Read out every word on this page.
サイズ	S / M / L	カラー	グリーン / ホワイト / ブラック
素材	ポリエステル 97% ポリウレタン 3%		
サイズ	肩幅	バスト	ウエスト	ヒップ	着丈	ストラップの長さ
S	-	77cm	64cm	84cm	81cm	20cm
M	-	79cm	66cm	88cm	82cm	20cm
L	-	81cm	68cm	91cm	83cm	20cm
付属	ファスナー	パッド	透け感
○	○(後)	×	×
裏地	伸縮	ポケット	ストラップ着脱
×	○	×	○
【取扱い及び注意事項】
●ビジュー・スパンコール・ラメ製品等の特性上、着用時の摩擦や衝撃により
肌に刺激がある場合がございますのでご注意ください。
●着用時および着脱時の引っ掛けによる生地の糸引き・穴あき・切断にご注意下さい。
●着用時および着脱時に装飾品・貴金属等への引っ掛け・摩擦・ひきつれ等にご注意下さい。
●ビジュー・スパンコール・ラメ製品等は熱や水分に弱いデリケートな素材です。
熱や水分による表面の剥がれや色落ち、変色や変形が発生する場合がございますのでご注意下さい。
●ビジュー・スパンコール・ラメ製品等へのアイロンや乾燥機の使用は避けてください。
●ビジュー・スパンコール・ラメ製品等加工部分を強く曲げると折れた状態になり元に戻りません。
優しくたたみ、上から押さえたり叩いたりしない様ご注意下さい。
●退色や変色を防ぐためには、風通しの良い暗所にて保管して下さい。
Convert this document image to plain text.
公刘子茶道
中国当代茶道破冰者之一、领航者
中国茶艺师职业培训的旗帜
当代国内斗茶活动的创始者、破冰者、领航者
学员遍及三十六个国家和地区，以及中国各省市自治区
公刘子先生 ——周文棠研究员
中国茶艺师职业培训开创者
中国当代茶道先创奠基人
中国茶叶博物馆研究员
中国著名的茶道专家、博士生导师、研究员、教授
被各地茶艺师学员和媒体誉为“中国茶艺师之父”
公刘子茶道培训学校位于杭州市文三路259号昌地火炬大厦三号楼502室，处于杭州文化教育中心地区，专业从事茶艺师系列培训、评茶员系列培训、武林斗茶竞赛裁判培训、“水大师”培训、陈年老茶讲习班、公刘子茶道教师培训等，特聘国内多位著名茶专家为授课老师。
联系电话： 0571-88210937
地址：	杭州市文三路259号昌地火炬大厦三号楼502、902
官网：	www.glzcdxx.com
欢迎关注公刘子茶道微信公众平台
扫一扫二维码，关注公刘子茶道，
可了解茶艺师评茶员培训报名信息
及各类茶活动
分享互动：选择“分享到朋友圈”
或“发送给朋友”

════════════════════

**Exercise**
Return every line from the one holding "Convert this document image to plain text." through the end of the data, exactly as it appears, with both ends kept and nothing else.

**Task response**
Convert this document image to plain text.
公刘子茶道
中国当代茶道破冰者之一、领航者
中国茶艺师职业培训的旗帜
当代国内斗茶活动的创始者、破冰者、领航者
学员遍及三十六个国家和地区，以及中国各省市自治区
公刘子先生 ——周文棠研究员
中国茶艺师职业培训开创者
中国当代茶道先创奠基人
中国茶叶博物馆研究员
中国著名的茶道专家、博士生导师、研究员、教授
被各地茶艺师学员和媒体誉为“中国茶艺师之父”
公刘子茶道培训学校位于杭州市文三路259号昌地火炬大厦三号楼502室，处于杭州文化教育中心地区，专业从事茶艺师系列培训、评茶员系列培训、武林斗茶竞赛裁判培训、“水大师”培训、陈年老茶讲习班、公刘子茶道教师培训等，特聘国内多位著名茶专家为授课老师。
联系电话： 0571-88210937
地址：	杭州市文三路259号昌地火炬大厦三号楼502、902
官网：	www.glzcdxx.com
欢迎关注公刘子茶道微信公众平台
扫一扫二维码，关注公刘子茶道，
可了解茶艺师评茶员培训报名信息
及各类茶活动
分享互动：选择“分享到朋友圈”
或“发送给朋友”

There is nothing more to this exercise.